→ INPUT ROWS:

#####

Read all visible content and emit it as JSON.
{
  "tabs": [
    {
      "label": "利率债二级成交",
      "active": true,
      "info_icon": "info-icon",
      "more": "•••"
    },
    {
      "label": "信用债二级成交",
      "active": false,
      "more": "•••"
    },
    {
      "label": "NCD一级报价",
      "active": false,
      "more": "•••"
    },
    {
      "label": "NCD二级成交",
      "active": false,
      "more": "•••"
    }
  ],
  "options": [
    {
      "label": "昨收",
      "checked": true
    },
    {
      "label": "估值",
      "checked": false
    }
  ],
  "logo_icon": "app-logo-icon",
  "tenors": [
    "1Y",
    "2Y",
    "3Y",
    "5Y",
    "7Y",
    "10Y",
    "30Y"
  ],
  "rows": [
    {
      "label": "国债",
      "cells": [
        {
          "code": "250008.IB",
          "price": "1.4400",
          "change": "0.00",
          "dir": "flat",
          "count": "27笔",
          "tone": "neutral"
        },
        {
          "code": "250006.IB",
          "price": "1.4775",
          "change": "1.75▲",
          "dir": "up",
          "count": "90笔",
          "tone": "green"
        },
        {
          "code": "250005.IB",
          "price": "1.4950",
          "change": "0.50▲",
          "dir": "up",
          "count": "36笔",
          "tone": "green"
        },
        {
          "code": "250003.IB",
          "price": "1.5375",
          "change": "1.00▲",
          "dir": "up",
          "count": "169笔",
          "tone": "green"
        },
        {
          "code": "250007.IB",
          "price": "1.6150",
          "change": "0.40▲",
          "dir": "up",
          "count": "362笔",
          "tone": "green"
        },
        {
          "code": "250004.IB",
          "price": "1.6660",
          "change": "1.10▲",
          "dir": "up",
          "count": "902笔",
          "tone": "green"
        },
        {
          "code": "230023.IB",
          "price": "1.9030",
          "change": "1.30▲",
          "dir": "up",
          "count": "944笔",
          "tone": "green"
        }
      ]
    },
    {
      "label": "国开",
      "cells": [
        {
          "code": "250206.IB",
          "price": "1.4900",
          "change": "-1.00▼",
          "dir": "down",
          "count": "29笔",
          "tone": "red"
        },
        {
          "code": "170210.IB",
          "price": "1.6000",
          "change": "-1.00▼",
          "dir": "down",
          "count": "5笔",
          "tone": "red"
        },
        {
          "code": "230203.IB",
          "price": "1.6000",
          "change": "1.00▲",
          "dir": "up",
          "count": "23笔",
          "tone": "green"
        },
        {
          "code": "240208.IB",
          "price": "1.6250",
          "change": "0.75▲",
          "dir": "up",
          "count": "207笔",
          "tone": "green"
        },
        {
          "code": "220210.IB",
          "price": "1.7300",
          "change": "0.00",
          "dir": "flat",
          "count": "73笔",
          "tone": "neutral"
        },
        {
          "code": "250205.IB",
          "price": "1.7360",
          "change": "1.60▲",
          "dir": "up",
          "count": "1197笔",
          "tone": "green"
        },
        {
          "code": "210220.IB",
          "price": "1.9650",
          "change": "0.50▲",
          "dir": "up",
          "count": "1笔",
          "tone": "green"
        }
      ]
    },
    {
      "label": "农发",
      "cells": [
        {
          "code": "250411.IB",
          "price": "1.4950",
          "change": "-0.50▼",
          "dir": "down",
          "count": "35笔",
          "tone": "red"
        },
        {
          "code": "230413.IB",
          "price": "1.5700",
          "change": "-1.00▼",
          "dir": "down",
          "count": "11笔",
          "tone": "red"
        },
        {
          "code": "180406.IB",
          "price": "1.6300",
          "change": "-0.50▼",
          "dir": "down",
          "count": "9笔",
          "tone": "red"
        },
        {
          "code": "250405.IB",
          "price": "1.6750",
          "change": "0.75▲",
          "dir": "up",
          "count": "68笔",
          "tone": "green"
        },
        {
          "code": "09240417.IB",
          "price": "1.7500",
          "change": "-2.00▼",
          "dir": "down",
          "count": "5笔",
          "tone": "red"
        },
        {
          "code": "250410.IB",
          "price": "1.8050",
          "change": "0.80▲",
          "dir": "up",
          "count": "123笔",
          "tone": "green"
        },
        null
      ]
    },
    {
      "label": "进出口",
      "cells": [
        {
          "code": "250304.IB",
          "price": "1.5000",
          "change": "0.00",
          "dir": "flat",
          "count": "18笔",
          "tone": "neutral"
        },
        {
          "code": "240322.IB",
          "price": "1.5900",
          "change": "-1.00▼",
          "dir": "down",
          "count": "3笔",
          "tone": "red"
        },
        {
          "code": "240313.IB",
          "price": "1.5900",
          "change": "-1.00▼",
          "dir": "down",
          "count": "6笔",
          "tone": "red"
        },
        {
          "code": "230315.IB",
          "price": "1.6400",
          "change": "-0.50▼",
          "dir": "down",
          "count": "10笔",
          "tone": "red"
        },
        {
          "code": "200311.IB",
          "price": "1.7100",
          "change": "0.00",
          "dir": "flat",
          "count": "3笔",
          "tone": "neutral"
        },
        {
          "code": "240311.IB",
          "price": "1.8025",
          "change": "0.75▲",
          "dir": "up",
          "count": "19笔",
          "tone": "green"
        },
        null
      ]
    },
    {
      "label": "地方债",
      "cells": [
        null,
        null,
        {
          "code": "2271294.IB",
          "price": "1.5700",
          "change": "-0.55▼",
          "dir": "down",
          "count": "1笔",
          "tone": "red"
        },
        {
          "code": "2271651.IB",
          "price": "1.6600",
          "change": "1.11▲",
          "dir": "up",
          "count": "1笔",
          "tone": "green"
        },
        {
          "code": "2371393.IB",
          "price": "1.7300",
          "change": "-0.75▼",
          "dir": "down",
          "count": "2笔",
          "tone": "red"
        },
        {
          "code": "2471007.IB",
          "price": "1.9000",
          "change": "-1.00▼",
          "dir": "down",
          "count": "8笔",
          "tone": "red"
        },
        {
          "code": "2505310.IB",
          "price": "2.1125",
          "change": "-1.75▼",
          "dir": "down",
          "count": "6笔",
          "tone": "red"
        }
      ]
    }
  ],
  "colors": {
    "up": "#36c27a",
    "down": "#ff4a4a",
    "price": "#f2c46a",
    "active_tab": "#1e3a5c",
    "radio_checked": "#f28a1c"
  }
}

#####

→ CHALLENGE: Every entry should be printed again exactly as written.

→ THE ANSWER:
Read all visible content and emit it as JSON.
{
  "tabs": [
    {
      "label": "利率债二级成交",
      "active": true,
      "info_icon": "info-icon",
      "more": "•••"
    },
    {
      "label": "信用债二级成交",
      "active": false,
      "more": "•••"
    },
    {
      "label": "NCD一级报价",
      "active": false,
      "more": "•••"
    },
    {
      "label": "NCD二级成交",
      "active": false,
      "more": "•••"
    }
  ],
  "options": [
    {
      "label": "昨收",
      "checked": true
    },
    {
      "label": "估值",
      "checked": false
    }
  ],
  "logo_icon": "app-logo-icon",
  "tenors": [
    "1Y",
    "2Y",
    "3Y",
    "5Y",
    "7Y",
    "10Y",
    "30Y"
  ],
  "rows": [
    {
      "label": "国债",
      "cells": [
        {
          "code": "250008.IB",
          "price": "1.4400",
          "change": "0.00",
          "dir": "flat",
          "count": "27笔",
          "tone": "neutral"
        },
        {
          "code": "250006.IB",
          "price": "1.4775",
          "change": "1.75▲",
          "dir": "up",
          "count": "90笔",
          "tone": "green"
        },
        {
          "code": "250005.IB",
          "price": "1.4950",
          "change": "0.50▲",
          "dir": "up",
          "count": "36笔",
          "tone": "green"
        },
        {
          "code": "250003.IB",
          "price": "1.5375",
          "change": "1.00▲",
          "dir": "up",
          "count": "169笔",
          "tone": "green"
        },
        {
          "code": "250007.IB",
          "price": "1.6150",
          "change": "0.40▲",
          "dir": "up",
          "count": "362笔",
          "tone": "green"
        },
        {
          "code": "250004.IB",
          "price": "1.6660",
          "change": "1.10▲",
          "dir": "up",
          "count": "902笔",
          "tone": "green"
        },
        {
          "code": "230023.IB",
          "price": "1.9030",
          "change": "1.30▲",
          "dir": "up",
          "count": "944笔",
          "tone": "green"
        }
      ]
    },
    {
      "label": "国开",
      "cells": [
        {
          "code": "250206.IB",
          "price": "1.4900",
          "change": "-1.00▼",
          "dir": "down",
          "count": "29笔",
          "tone": "red"
        },
        {
          "code": "170210.IB",
          "price": "1.6000",
          "change": "-1.00▼",
          "dir": "down",
          "count": "5笔",
          "tone": "red"
        },
        {
          "code": "230203.IB",
          "price": "1.6000",
          "change": "1.00▲",
          "dir": "up",
          "count": "23笔",
          "tone": "green"
        },
        {
          "code": "240208.IB",
          "price": "1.6250",
          "change": "0.75▲",
          "dir": "up",
          "count": "207笔",
          "tone": "green"
        },
        {
          "code": "220210.IB",
          "price": "1.7300",
          "change": "0.00",
          "dir": "flat",
          "count": "73笔",
          "tone": "neutral"
        },
        {
          "code": "250205.IB",
          "price": "1.7360",
          "change": "1.60▲",
          "dir": "up",
          "count": "1197笔",
          "tone": "green"
        },
        {
          "code": "210220.IB",
          "price": "1.9650",
          "change": "0.50▲",
          "dir": "up",
          "count": "1笔",
          "tone": "green"
        }
      ]
    },
    {
      "label": "农发",
      "cells": [
        {
          "code": "250411.IB",
          "price": "1.4950",
          "change": "-0.50▼",
          "dir": "down",
          "count": "35笔",
          "tone": "red"
        },
        {
          "code": "230413.IB",
          "price": "1.5700",
          "change": "-1.00▼",
          "dir": "down",
          "count": "11笔",
          "tone": "red"
        },
        {
          "code": "180406.IB",
          "price": "1.6300",
          "change": "-0.50▼",
          "dir": "down",
          "count": "9笔",
          "tone": "red"
        },
        {
          "code": "250405.IB",
          "price": "1.6750",
          "change": "0.75▲",
          "dir": "up",
          "count": "68笔",
          "tone": "green"
        },
        {
          "code": "09240417.IB",
          "price": "1.7500",
          "change": "-2.00▼",
          "dir": "down",
          "count": "5笔",
          "tone": "red"
        },
        {
          "code": "250410.IB",
          "price": "1.8050",
          "change": "0.80▲",
          "dir": "up",
          "count": "123笔",
          "tone": "green"
        },
        null
      ]
    },
    {
      "label": "进出口",
      "cells": [
        {
          "code": "250304.IB",
          "price": "1.5000",
          "change": "0.00",
          "dir": "flat",
          "count": "18笔",
          "tone": "neutral"
        },
        {
          "code": "240322.IB",
          "price": "1.5900",
          "change": "-1.00▼",
          "dir": "down",
          "count": "3笔",
          "tone": "red"
        },
        {
          "code": "240313.IB",
          "price": "1.5900",
          "change": "-1.00▼",
          "dir": "down",
          "count": "6笔",
          "tone": "red"
        },
        {
          "code": "230315.IB",
          "price": "1.6400",
          "change": "-0.50▼",
          "dir": "down",
          "count": "10笔",
          "tone": "red"
        },
        {
          "code": "200311.IB",
          "price": "1.7100",
          "change": "0.00",
          "dir": "flat",
          "count": "3笔",
          "tone": "neutral"
        },
        {
          "code": "240311.IB",
          "price": "1.8025",
          "change": "0.75▲",
          "dir": "up",
          "count": "19笔",
          "tone": "green"
        },
        null
      ]
    },
    {
      "label": "地方债",
      "cells": [
        null,
        null,
        {
          "code": "2271294.IB",
          "price": "1.5700",
          "change": "-0.55▼",
          "dir": "down",
          "count": "1笔",
          "tone": "red"
        },
        {
          "code": "2271651.IB",
          "price": "1.6600",
          "change": "1.11▲",
          "dir": "up",
          "count": "1笔",
          "tone": "green"
        },
        {
          "code": "2371393.IB",
          "price": "1.7300",
          "change": "-0.75▼",
          "dir": "down",
          "count": "2笔",
          "tone": "red"
        },
        {
          "code": "2471007.IB",
          "price": "1.9000",
          "change": "-1.00▼",
          "dir": "down",
          "count": "8笔",
          "tone": "red"
        },
        {
          "code": "2505310.IB",
          "price": "2.1125",
          "change": "-1.75▼",
          "dir": "down",
          "count": "6笔",
          "tone": "red"
        }
      ]
    }
  ],
  "colors": {
    "up": "#36c27a",
    "down": "#ff4a4a",
    "price": "#f2c46a",
    "active_tab": "#1e3a5c",
    "radio_checked": "#f28a1c"
  }
}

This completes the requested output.